Your goal:
Copy every line of the data that contains the string "aviso".

(Saved data entries)
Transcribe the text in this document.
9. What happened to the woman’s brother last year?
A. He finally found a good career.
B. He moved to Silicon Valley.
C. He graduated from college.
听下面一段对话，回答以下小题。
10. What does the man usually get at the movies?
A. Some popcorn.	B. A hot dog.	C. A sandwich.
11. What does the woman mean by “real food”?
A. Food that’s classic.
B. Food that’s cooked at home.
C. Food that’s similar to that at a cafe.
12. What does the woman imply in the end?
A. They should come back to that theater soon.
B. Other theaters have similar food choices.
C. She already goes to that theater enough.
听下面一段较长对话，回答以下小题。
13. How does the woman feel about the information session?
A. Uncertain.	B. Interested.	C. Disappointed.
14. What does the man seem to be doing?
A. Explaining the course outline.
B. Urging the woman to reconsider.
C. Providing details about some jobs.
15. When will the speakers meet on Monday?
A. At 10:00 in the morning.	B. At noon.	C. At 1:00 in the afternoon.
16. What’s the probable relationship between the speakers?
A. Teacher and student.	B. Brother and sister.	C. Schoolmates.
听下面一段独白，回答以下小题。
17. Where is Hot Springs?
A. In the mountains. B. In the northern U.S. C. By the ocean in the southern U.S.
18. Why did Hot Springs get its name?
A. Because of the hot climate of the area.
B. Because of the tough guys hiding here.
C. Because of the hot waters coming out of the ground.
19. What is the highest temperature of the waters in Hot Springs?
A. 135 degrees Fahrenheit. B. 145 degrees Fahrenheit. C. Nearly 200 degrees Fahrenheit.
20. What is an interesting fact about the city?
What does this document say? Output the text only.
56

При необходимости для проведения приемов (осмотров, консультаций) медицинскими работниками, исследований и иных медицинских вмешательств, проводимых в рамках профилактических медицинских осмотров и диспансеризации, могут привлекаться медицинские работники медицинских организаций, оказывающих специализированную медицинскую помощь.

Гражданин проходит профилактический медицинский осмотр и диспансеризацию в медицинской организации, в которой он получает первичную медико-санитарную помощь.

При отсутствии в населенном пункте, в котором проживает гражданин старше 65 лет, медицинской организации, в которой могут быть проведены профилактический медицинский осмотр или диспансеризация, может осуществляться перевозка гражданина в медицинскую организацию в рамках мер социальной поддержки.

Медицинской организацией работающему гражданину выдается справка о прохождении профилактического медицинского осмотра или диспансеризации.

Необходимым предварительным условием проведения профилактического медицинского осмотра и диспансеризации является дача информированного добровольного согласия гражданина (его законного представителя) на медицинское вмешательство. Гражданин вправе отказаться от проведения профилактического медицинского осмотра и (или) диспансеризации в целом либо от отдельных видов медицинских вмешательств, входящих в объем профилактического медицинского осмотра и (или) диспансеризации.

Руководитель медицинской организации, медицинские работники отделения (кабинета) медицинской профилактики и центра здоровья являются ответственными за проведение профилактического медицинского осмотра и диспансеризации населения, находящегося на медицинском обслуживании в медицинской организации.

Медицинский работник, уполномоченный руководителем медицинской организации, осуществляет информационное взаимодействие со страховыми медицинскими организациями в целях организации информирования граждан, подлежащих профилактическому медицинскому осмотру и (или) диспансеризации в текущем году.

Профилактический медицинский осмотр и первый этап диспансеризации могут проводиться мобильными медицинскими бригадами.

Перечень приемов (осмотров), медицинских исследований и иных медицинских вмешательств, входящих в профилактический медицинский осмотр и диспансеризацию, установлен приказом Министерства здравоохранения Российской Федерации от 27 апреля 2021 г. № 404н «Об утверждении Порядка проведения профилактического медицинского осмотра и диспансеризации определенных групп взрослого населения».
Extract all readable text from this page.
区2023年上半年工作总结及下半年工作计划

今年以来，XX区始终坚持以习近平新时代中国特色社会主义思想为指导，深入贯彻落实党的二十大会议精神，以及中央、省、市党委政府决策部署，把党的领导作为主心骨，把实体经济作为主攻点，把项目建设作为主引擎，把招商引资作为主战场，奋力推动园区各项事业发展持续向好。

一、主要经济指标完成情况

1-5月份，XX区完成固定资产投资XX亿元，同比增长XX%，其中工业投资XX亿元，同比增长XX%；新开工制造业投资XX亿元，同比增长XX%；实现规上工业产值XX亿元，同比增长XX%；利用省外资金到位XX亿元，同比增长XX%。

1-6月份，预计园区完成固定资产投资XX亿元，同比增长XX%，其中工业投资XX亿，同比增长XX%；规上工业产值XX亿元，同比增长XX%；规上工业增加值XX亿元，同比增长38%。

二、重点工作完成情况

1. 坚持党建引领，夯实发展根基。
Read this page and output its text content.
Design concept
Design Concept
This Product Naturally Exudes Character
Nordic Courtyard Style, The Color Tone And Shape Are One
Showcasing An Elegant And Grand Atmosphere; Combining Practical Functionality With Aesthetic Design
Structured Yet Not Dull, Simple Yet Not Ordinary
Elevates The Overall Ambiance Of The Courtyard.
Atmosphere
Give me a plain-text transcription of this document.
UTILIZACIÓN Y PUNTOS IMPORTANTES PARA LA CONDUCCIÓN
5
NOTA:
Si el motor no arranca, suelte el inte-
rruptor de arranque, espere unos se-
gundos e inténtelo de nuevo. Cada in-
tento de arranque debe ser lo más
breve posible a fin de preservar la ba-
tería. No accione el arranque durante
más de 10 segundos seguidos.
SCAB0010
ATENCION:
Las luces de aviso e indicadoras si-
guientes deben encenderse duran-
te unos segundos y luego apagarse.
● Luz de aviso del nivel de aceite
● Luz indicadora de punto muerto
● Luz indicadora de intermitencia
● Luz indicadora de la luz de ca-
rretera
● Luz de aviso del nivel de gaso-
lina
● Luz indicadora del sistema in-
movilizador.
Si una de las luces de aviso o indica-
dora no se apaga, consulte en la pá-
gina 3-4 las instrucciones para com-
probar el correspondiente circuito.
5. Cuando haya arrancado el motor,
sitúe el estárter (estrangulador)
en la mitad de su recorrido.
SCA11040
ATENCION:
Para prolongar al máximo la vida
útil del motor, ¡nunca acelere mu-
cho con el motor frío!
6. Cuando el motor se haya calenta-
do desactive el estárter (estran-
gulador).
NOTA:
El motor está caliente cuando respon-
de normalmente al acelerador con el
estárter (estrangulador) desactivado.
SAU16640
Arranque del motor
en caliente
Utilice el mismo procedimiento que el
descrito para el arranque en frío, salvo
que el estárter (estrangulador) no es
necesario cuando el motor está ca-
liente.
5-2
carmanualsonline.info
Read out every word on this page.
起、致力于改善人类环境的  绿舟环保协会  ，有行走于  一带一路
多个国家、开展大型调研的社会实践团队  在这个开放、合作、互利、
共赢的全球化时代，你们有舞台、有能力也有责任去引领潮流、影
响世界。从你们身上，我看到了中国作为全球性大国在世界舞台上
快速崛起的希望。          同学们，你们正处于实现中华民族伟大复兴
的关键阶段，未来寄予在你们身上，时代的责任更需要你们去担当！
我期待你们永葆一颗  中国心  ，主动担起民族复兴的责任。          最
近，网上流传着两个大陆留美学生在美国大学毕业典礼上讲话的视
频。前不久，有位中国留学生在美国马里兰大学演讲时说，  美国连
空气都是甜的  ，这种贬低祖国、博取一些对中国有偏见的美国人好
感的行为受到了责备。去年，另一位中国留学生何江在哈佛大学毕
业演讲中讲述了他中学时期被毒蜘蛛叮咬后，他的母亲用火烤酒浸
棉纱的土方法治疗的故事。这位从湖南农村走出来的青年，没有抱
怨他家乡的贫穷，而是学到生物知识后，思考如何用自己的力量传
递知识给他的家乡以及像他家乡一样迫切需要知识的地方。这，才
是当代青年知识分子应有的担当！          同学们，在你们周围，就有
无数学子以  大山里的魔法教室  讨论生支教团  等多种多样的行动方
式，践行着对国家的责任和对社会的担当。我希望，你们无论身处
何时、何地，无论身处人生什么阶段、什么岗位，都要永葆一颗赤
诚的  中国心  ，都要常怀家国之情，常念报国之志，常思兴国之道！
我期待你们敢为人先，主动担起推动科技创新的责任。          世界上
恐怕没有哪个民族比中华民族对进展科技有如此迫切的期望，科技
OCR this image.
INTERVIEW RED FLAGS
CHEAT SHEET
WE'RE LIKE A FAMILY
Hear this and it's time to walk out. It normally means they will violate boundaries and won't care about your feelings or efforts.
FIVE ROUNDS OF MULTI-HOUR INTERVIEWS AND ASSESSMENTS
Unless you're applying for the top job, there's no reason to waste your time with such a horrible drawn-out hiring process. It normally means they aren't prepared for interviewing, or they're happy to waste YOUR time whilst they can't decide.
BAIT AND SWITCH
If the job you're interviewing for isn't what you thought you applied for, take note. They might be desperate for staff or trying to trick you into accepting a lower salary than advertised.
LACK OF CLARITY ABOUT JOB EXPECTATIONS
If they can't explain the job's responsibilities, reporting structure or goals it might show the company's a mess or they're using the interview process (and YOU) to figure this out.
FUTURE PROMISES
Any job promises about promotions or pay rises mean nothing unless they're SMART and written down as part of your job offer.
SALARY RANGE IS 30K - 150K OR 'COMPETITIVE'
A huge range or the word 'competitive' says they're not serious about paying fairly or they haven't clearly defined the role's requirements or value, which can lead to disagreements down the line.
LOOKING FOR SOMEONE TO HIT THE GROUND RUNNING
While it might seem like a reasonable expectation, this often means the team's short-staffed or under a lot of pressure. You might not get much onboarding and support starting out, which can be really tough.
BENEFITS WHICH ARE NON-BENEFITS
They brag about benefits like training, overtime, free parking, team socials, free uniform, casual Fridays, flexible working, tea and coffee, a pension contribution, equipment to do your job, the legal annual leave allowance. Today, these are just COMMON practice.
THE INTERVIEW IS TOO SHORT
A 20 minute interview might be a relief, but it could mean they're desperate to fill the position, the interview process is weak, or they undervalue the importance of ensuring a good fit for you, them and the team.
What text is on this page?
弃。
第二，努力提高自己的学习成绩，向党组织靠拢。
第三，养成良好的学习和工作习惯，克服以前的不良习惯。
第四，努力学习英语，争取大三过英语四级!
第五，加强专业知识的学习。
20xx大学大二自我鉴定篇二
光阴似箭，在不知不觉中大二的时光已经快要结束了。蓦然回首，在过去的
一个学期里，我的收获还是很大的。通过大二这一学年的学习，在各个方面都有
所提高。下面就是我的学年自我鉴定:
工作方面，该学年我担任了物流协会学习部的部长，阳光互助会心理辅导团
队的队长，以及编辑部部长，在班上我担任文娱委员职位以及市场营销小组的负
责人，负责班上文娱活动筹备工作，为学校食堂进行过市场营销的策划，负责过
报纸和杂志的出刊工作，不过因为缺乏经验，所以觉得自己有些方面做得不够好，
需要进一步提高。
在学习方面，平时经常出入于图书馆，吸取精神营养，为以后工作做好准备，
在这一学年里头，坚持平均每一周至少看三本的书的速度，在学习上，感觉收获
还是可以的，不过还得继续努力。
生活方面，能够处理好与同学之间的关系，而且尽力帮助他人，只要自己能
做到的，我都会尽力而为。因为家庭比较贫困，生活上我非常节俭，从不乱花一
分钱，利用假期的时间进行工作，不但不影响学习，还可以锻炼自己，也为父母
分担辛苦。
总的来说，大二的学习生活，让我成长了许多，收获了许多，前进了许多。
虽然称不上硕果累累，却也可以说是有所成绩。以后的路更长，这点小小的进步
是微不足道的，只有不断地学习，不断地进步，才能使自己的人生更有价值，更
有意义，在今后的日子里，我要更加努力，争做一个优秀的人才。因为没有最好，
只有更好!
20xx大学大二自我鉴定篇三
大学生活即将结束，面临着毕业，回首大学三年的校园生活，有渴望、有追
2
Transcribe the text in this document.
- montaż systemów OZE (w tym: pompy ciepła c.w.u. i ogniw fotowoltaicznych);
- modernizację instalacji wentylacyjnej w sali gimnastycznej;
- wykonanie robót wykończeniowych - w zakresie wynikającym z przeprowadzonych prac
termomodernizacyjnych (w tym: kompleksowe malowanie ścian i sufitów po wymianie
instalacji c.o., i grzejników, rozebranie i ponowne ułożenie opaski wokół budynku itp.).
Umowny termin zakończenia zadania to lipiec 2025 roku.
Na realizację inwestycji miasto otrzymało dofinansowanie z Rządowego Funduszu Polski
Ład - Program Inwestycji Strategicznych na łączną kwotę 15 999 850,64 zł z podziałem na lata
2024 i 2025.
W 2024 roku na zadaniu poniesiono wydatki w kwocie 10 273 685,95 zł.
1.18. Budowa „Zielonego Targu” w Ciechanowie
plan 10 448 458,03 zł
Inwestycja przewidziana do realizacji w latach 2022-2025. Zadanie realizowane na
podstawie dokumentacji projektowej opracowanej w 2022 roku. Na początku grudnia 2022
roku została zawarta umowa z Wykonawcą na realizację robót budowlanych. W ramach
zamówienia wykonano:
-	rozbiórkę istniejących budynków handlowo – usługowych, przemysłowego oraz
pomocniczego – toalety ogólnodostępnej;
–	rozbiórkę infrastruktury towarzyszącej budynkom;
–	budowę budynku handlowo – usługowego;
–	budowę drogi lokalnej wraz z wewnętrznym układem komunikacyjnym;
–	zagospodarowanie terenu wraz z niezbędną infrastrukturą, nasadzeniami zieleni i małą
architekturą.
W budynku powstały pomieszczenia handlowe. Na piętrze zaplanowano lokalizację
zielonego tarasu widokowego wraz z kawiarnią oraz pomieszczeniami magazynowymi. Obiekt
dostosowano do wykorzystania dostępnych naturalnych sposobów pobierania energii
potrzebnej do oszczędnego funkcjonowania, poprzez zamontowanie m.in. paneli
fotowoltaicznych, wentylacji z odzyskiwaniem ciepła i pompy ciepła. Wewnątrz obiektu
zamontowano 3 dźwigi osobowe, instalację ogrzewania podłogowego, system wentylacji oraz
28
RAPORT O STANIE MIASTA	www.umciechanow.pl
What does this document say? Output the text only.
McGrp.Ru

Response to this task:
Las luces de aviso e indicadoras si-
● Luz de aviso del nivel de aceite
● Luz de aviso del nivel de gaso-
Si una de las luces de aviso o indica-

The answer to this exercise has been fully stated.